TASK DESCRIPTION
Copy out the listing that follows, exactly, without its pictures.

start PROVIDED ENTRIES

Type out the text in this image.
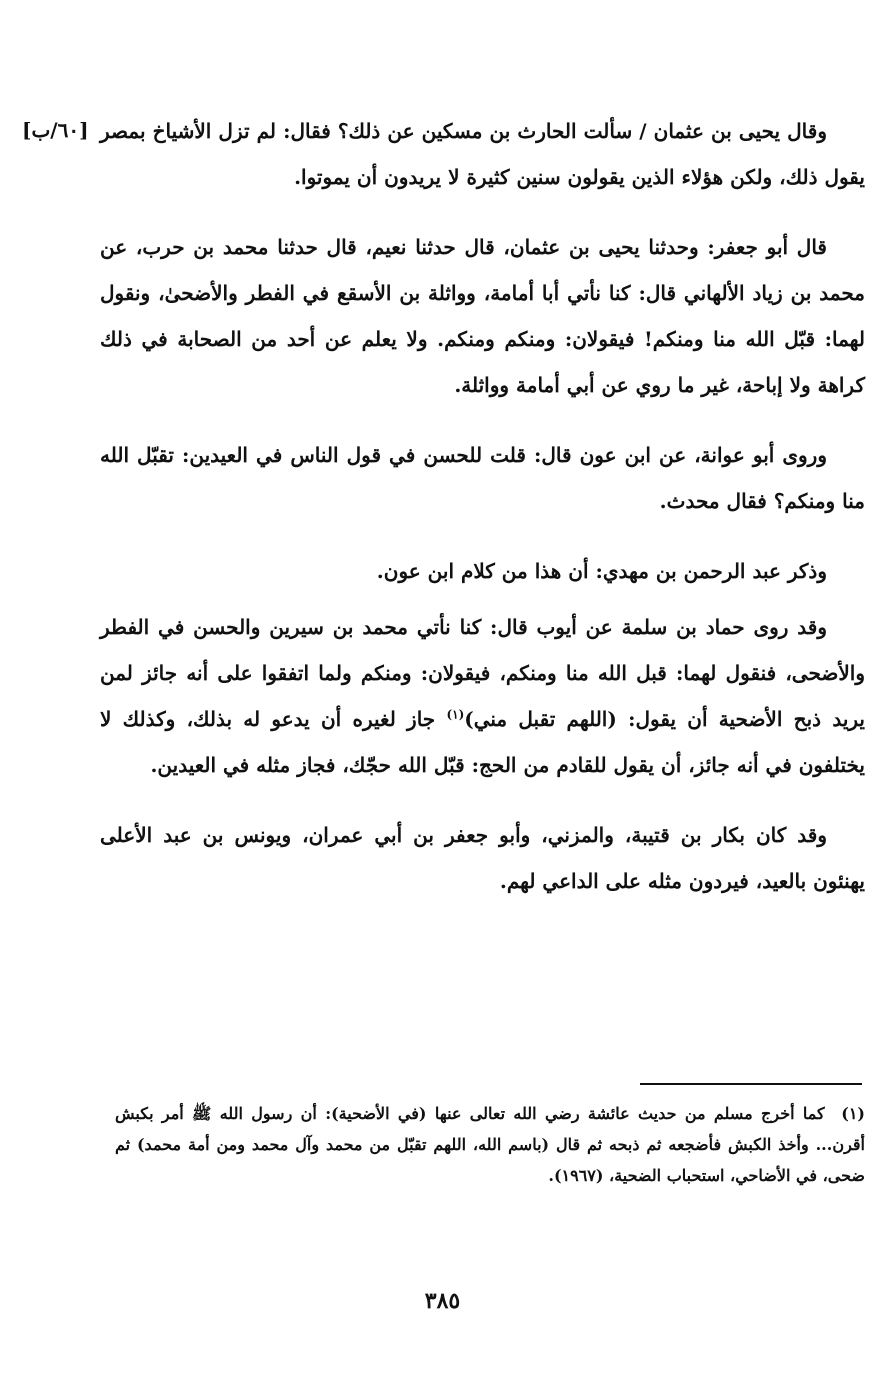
وقال يحيى بن عثمان / سألت الحارث بن مسكين عن ذلك؟ فقال: لم تزل الأشياخ بمصر يقول ذلك، ولكن هؤلاء الذين يقولون سنين كثيرة لا يريدون أن يموتوا.

قال أبو جعفر: وحدثنا يحيى بن عثمان، قال حدثنا نعيم، قال حدثنا محمد بن حرب، عن محمد بن زياد الألهاني قال: كنا نأتي أبا أمامة، وواثلة بن الأسقع في الفطر والأضحىٰ، ونقول لهما: قبّل الله منا ومنكم! فيقولان: ومنكم ومنكم. ولا يعلم عن أحد من الصحابة في ذلك كراهة ولا إباحة، غير ما روي عن أبي أمامة وواثلة.

وروى أبو عوانة، عن ابن عون قال: قلت للحسن في قول الناس في العيدين: تقبّل الله منا ومنكم؟ فقال محدث.

وذكر عبد الرحمن بن مهدي: أن هذا من كلام ابن عون.

وقد روى حماد بن سلمة عن أيوب قال: كنا نأتي محمد بن سيرين والحسن في الفطر والأضحى، فنقول لهما: قبل الله منا ومنكم، فيقولان: ومنكم ولما اتفقوا على أنه جائز لمن يريد ذبح الأضحية أن يقول: (اللهم تقبل مني)$^{(١)}$ جاز لغيره أن يدعو له بذلك، وكذلك لا يختلفون في أنه جائز، أن يقول للقادم من الحج: قبّل الله حجّك، فجاز مثله في العيدين.

وقد كان بكار بن قتيبة، والمزني، وأبو جعفر بن أبي عمران، ويونس بن عبد الأعلى يهنئون بالعيد، فيردون مثله على الداعي لهم.

[٦٠/ب]

(١) كما أخرج مسلم من حديث عائشة رضي الله تعالى عنها (في الأضحية): أن رسول الله ﷺ أمر بكبش أقرن... وأخذ الكبش فأضجعه ثم ذبحه ثم قال (باسم الله، اللهم تقبّل من محمد وآل محمد ومن أمة محمد) ثم ضحى، في الأضاحي، استحباب الضحية، (١٩٦٧).

٣٨٥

end PROVIDED ENTRIES

SOLUTION TO THIS TASK
Type out the text in this image.
وقال يحيى بن عثمان / سألت الحارث بن مسكين عن ذلك؟ فقال: لم تزل الأشياخ بمصر يقول ذلك، ولكن هؤلاء الذين يقولون سنين كثيرة لا يريدون أن يموتوا.

قال أبو جعفر: وحدثنا يحيى بن عثمان، قال حدثنا نعيم، قال حدثنا محمد بن حرب، عن محمد بن زياد الألهاني قال: كنا نأتي أبا أمامة، وواثلة بن الأسقع في الفطر والأضحىٰ، ونقول لهما: قبّل الله منا ومنكم! فيقولان: ومنكم ومنكم. ولا يعلم عن أحد من الصحابة في ذلك كراهة ولا إباحة، غير ما روي عن أبي أمامة وواثلة.

وروى أبو عوانة، عن ابن عون قال: قلت للحسن في قول الناس في العيدين: تقبّل الله منا ومنكم؟ فقال محدث.

وذكر عبد الرحمن بن مهدي: أن هذا من كلام ابن عون.

وقد روى حماد بن سلمة عن أيوب قال: كنا نأتي محمد بن سيرين والحسن في الفطر والأضحى، فنقول لهما: قبل الله منا ومنكم، فيقولان: ومنكم ولما اتفقوا على أنه جائز لمن يريد ذبح الأضحية أن يقول: (اللهم تقبل مني)$^{(١)}$ جاز لغيره أن يدعو له بذلك، وكذلك لا يختلفون في أنه جائز، أن يقول للقادم من الحج: قبّل الله حجّك، فجاز مثله في العيدين.

وقد كان بكار بن قتيبة، والمزني، وأبو جعفر بن أبي عمران، ويونس بن عبد الأعلى يهنئون بالعيد، فيردون مثله على الداعي لهم.

[٦٠/ب]

(١) كما أخرج مسلم من حديث عائشة رضي الله تعالى عنها (في الأضحية): أن رسول الله ﷺ أمر بكبش أقرن... وأخذ الكبش فأضجعه ثم ذبحه ثم قال (باسم الله، اللهم تقبّل من محمد وآل محمد ومن أمة محمد) ثم ضحى، في الأضاحي، استحباب الضحية، (١٩٦٧).

٣٨٥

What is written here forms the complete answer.